**** Supplied information
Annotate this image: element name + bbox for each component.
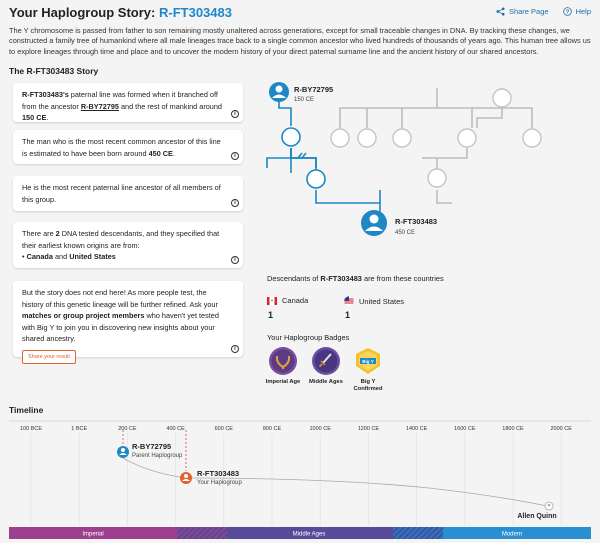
badge-label: Imperial Age: [265, 379, 301, 385]
info-icon[interactable]: i: [231, 199, 239, 207]
help-label: Help: [575, 7, 591, 16]
share-page-button[interactable]: Share Page: [496, 7, 549, 16]
page-header: Your Haplogroup Story: R-FT303483 Share …: [9, 4, 591, 22]
info-icon[interactable]: i: [231, 152, 239, 160]
haplotree-diagram: R-BY72795 150 CE R-FT303483 450 CE: [266, 82, 542, 236]
card-text: DNA tested descendants, and they specifi…: [22, 229, 220, 250]
card-bold-text: matches or group project members: [22, 311, 145, 320]
origin-canada: Canada: [26, 252, 53, 261]
country-united-states: United States: [344, 296, 404, 306]
timeline-heading: Timeline: [9, 405, 44, 415]
share-page-label: Share Page: [508, 7, 549, 16]
help-button[interactable]: ? Help: [562, 7, 591, 16]
tree-child-name: R-FT303483: [395, 217, 437, 226]
story-card-tmrca: The man who is the most recent common an…: [13, 130, 243, 164]
timeline-tick-label: 100 BCE: [20, 426, 42, 432]
timeline-self-sub: Your Haplogroup: [197, 480, 242, 486]
badge-imperial-age[interactable]: Imperial Age: [263, 346, 303, 386]
page-title: Your Haplogroup Story: R-FT303483: [9, 5, 232, 20]
card-text: who haven't yet tested with Big Y to joi…: [22, 311, 219, 343]
era-transition: [177, 527, 227, 539]
country-count: 1: [268, 310, 274, 320]
card-text: He is the most recent paternal line ance…: [22, 183, 221, 204]
timeline-tick-label: 1 BCE: [71, 426, 87, 432]
timeline-tick-label: 1000 CE: [309, 426, 331, 432]
share-result-button[interactable]: Share your result: [22, 349, 76, 364]
card-text: .: [46, 113, 49, 122]
info-icon[interactable]: i: [231, 345, 239, 353]
tree-parent-name: R-BY72795: [294, 85, 333, 94]
card-text: .: [172, 148, 175, 158]
timeline-self-name: R-FT303483: [197, 469, 239, 478]
title-prefix: Your Haplogroup Story:: [9, 5, 159, 20]
card-text: and: [52, 252, 70, 261]
badges-heading: Your Haplogroup Badges: [267, 333, 350, 342]
era-imperial: [9, 527, 177, 539]
timeline-parent-sub: Parent Haplogroup: [132, 453, 183, 459]
timeline-tick-label: 1800 CE: [502, 426, 524, 432]
badge-label: Middle Ages: [309, 379, 343, 385]
tmrca-date: 450 CE: [148, 148, 173, 158]
story-heading: The R-FT303483 Story: [9, 66, 99, 76]
desc-text: Descendants of: [267, 274, 321, 283]
card-text: There are: [22, 229, 56, 238]
intro-text: The Y chromosome is passed from father t…: [9, 26, 591, 56]
era-label: Modern: [502, 532, 522, 538]
descendants-heading: Descendants of R-FT303483 are from these…: [267, 274, 444, 283]
era-middle-ages: [227, 527, 393, 539]
country-name: Canada: [282, 296, 309, 305]
country-count: 1: [345, 310, 351, 320]
timeline-tick-label: 1400 CE: [406, 426, 428, 432]
timeline-tick-label: 1600 CE: [454, 426, 476, 432]
story-card-descendants: There are 2 DNA tested descendants, and …: [13, 222, 243, 268]
title-haplogroup: R-FT303483: [158, 5, 232, 20]
desc-haplogroup: R-FT303483: [320, 274, 362, 283]
timeline-tick-label: 800 CE: [263, 426, 282, 432]
laurel-badge-icon: [269, 347, 297, 375]
origins-list: • Canada and United States: [22, 252, 116, 261]
desc-text: are from these countries: [361, 274, 444, 283]
timeline-tick-label: 400 CE: [166, 426, 185, 432]
info-icon[interactable]: i: [231, 256, 239, 264]
share-icon: [496, 7, 505, 16]
sword-badge-icon: [312, 347, 340, 375]
descendant-count: 2: [55, 229, 60, 238]
card-text: paternal line was formed when it branche…: [22, 90, 218, 111]
era-transition: [393, 527, 443, 539]
parent-haplogroup-link[interactable]: R-BY72795: [80, 101, 119, 111]
big-y-badge-icon: Big Y: [356, 348, 380, 374]
info-icon[interactable]: i: [231, 110, 239, 118]
badge-middle-ages[interactable]: Middle Ages: [306, 346, 346, 386]
card-text: The man who is the most recent common an…: [22, 137, 221, 158]
help-icon: ?: [562, 7, 572, 16]
tree-child-date: 450 CE: [395, 230, 415, 236]
timeline-chart: 100 BCE 1 BCE 200 CE 400 CE 600 CE 800 CE 1000…: [9, 420, 591, 539]
card-haplogroup: R-FT303483's: [22, 90, 69, 99]
country-name: United States: [359, 296, 405, 306]
timeline-tick-label: 200 CE: [118, 426, 137, 432]
story-card-ancestor: He is the most recent paternal line ance…: [13, 176, 243, 211]
canada-flag-icon: [267, 296, 277, 305]
svg-text:?: ?: [565, 10, 569, 16]
tree-parent-date: 150 CE: [294, 97, 314, 103]
timeline-tick-label: 600 CE: [215, 426, 234, 432]
era-modern: [443, 527, 591, 539]
country-canada: Canada: [267, 296, 308, 305]
card-text: and the rest of mankind around: [118, 101, 222, 111]
timeline-parent-name: R-BY72795: [132, 442, 171, 451]
card-text: But the story does not end here! As more…: [22, 288, 218, 309]
person-name: Allen Quinn: [517, 513, 556, 520]
timeline-tick-label: 1200 CE: [358, 426, 380, 432]
branch-date: 150 CE: [22, 113, 47, 122]
era-label: Imperial: [82, 532, 103, 538]
badge-big-y-confirmed[interactable]: Big Y Big Y Confirmed: [348, 346, 388, 393]
big-y-badge-text: Big Y: [362, 359, 373, 364]
us-flag-icon: [344, 296, 354, 306]
badge-label: Big Y Confirmed: [353, 379, 383, 392]
era-label: Middle Ages: [293, 532, 326, 538]
story-card-cta: But the story does not end here! As more…: [13, 281, 243, 364]
origin-united-states: United States: [69, 252, 116, 261]
timeline-tick-label: 2000 CE: [550, 426, 572, 432]
story-card-branch: R-FT303483's paternal line was formed wh…: [13, 83, 243, 122]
********
Directions: Count the lines in the entries above that contain the string "does" with matching case, and reply with only that number.

Task output: 2